Pick out each line in these entries that contains the string "bands".
☆ ☆ ☆
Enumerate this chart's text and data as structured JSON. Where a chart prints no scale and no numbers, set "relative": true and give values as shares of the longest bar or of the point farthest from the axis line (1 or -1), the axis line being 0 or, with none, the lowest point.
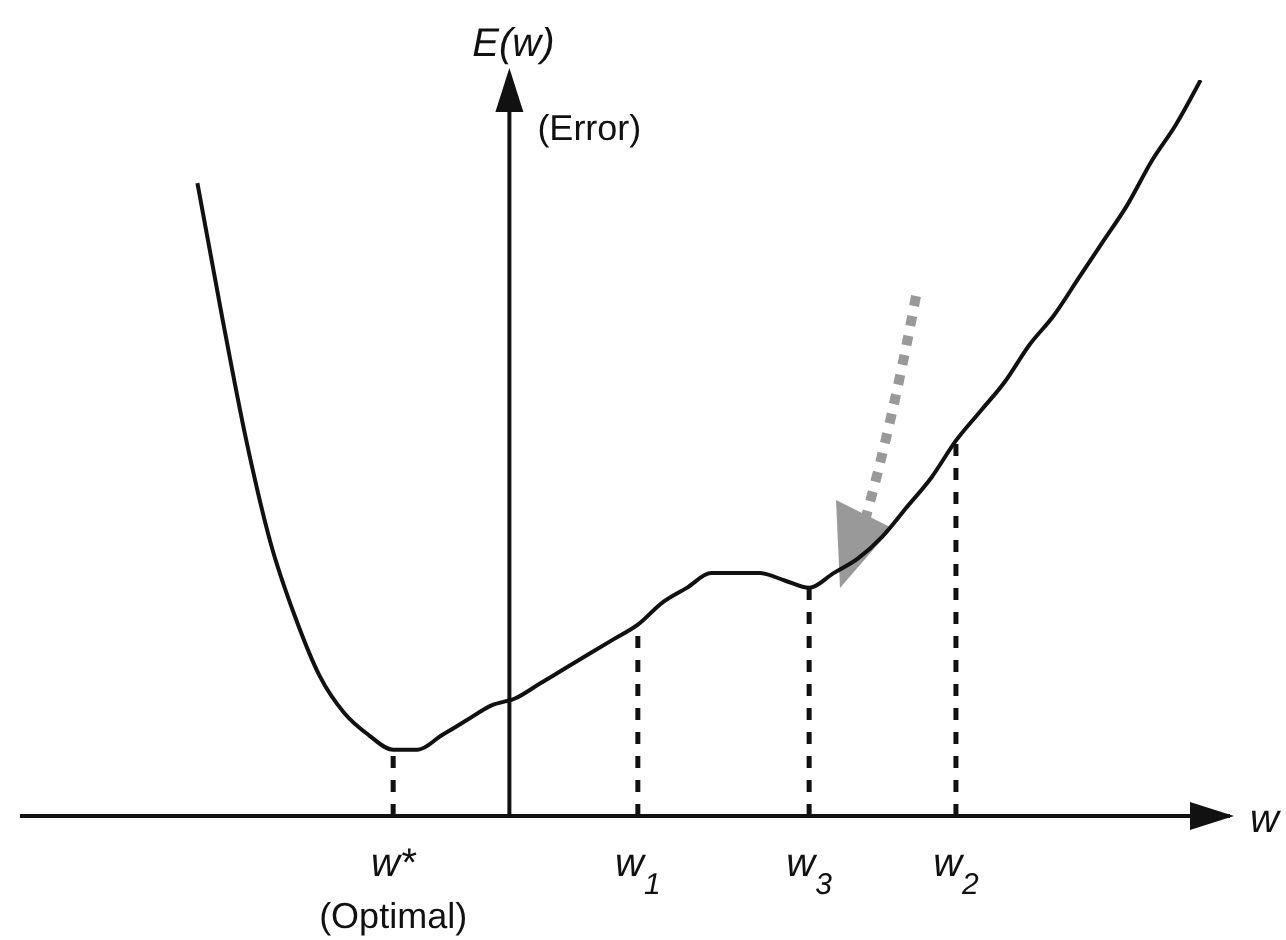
{
  "chart_data": {
    "type": "line",
    "relative": true,
    "xlabel": "w",
    "ylabel": "E(w)",
    "annotations": [
      "(Error)",
      {
        "text": "(Optimal)",
        "x": "w*",
        "y": 0
      }
    ],
    "categories": [
      null,
      null,
      null,
      null,
      null,
      null,
      null,
      null,
      "w*",
      null,
      null,
      null,
      null,
      null,
      null,
      null,
      null,
      null,
      "w$_{1}$",
      null,
      null,
      null,
      null,
      null,
      null,
      "w$_{3}$",
      null,
      null,
      null,
      null,
      null,
      "w$_{2}$",
      null,
      null,
      null,
      null,
      null,
      null,
      null,
      null,
      null,
      null
    ],
    "series": [
      {
        "color": "#111111",
        "values": [
          0.86,
          0.68,
          0.51,
          0.37,
          0.27,
          0.19,
          0.14,
          0.11,
          0.09,
          0.09,
          0.11,
          0.13,
          0.15,
          0.16,
          0.18,
          0.2,
          0.22,
          0.24,
          0.26,
          0.29,
          0.31,
          0.33,
          0.33,
          0.33,
          0.32,
          0.31,
          0.33,
          0.35,
          0.38,
          0.42,
          0.46,
          0.51,
          0.55,
          0.59,
          0.64,
          0.68,
          0.73,
          0.78,
          0.83,
          0.89,
          0.94,
          1.0
        ]
      }
    ],
    "ref_lines": [
      {
        "axis": "x",
        "value": "w*",
        "line_style": "dashed"
      },
      {
        "axis": "x",
        "value": "w$_{1}$",
        "line_style": "dashed"
      },
      {
        "axis": "x",
        "value": "w$_{3}$",
        "line_style": "dashed"
      },
      {
        "axis": "x",
        "value": "w$_{2}$",
        "line_style": "dashed"
      }
    ],
    "grid": false,
    "legend": false
  }
}
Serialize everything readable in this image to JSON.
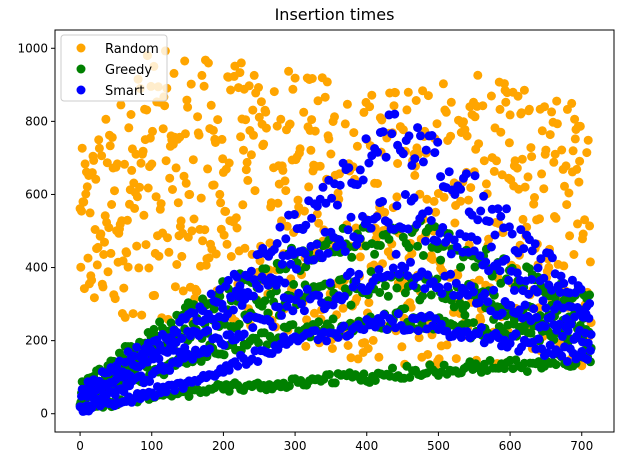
{
  "chart_data": {
    "type": "scatter",
    "title": "Insertion times",
    "xlabel": "",
    "ylabel": "",
    "xlim": [
      -35,
      745
    ],
    "ylim": [
      -50,
      1050
    ],
    "xticks": [
      0,
      100,
      200,
      300,
      400,
      500,
      600,
      700
    ],
    "yticks": [
      0,
      200,
      400,
      600,
      800,
      1000
    ],
    "grid": false,
    "legend_position": "top-left",
    "n_points": 714,
    "series": [
      {
        "name": "Random",
        "color": "#ffa500",
        "description": "Uniformly scattered points, roughly 250–1000 for x < 300, tapering to about 100–900 across x = 0–713",
        "band": [
          [
            0,
            260,
            720
          ],
          [
            100,
            260,
            1000
          ],
          [
            250,
            220,
            960
          ],
          [
            400,
            130,
            900
          ],
          [
            550,
            130,
            930
          ],
          [
            713,
            130,
            860
          ]
        ]
      },
      {
        "name": "Greedy",
        "color": "#008000",
        "description": "Several rising bands from near 0, peaking around x = 400–450 (≈100–560), then slowly declining toward x = 713",
        "curves": [
          {
            "label": "band1",
            "points": [
              [
                0,
                20
              ],
              [
                150,
                60
              ],
              [
                300,
                90
              ],
              [
                450,
                110
              ],
              [
                713,
                150
              ]
            ]
          },
          {
            "label": "band2",
            "points": [
              [
                0,
                40
              ],
              [
                150,
                150
              ],
              [
                300,
                220
              ],
              [
                450,
                260
              ],
              [
                713,
                200
              ]
            ]
          },
          {
            "label": "band3",
            "points": [
              [
                0,
                60
              ],
              [
                150,
                220
              ],
              [
                300,
                320
              ],
              [
                450,
                360
              ],
              [
                713,
                240
              ]
            ]
          },
          {
            "label": "band4",
            "points": [
              [
                0,
                80
              ],
              [
                150,
                280
              ],
              [
                300,
                420
              ],
              [
                450,
                500
              ],
              [
                713,
                300
              ]
            ]
          }
        ]
      },
      {
        "name": "Smart",
        "color": "#0000ff",
        "description": "Arched bands rising from ~0, peaking near x = 420–450 (≈180–790), then declining to ~150–450 at x = 713",
        "curves": [
          {
            "label": "band1",
            "points": [
              [
                0,
                10
              ],
              [
                150,
                80
              ],
              [
                300,
                200
              ],
              [
                450,
                260
              ],
              [
                713,
                150
              ]
            ]
          },
          {
            "label": "band2",
            "points": [
              [
                0,
                20
              ],
              [
                150,
                150
              ],
              [
                300,
                300
              ],
              [
                450,
                400
              ],
              [
                713,
                200
              ]
            ]
          },
          {
            "label": "band3",
            "points": [
              [
                0,
                40
              ],
              [
                150,
                200
              ],
              [
                300,
                420
              ],
              [
                450,
                560
              ],
              [
                713,
                250
              ]
            ]
          },
          {
            "label": "band4",
            "points": [
              [
                0,
                60
              ],
              [
                200,
                320
              ],
              [
                350,
                600
              ],
              [
                450,
                780
              ],
              [
                600,
                500
              ],
              [
                713,
                300
              ]
            ]
          }
        ]
      }
    ]
  }
}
☆ ☆ ☆
[Problem solution]:
        "description": "Several rising bands from near 0, peaking around x = 400–450 (≈100–560), then slowly declining toward x = 713",
        "description": "Arched bands rising from ~0, peaking near x = 420–450 (≈180–790), then declining to ~150–450 at x = 713",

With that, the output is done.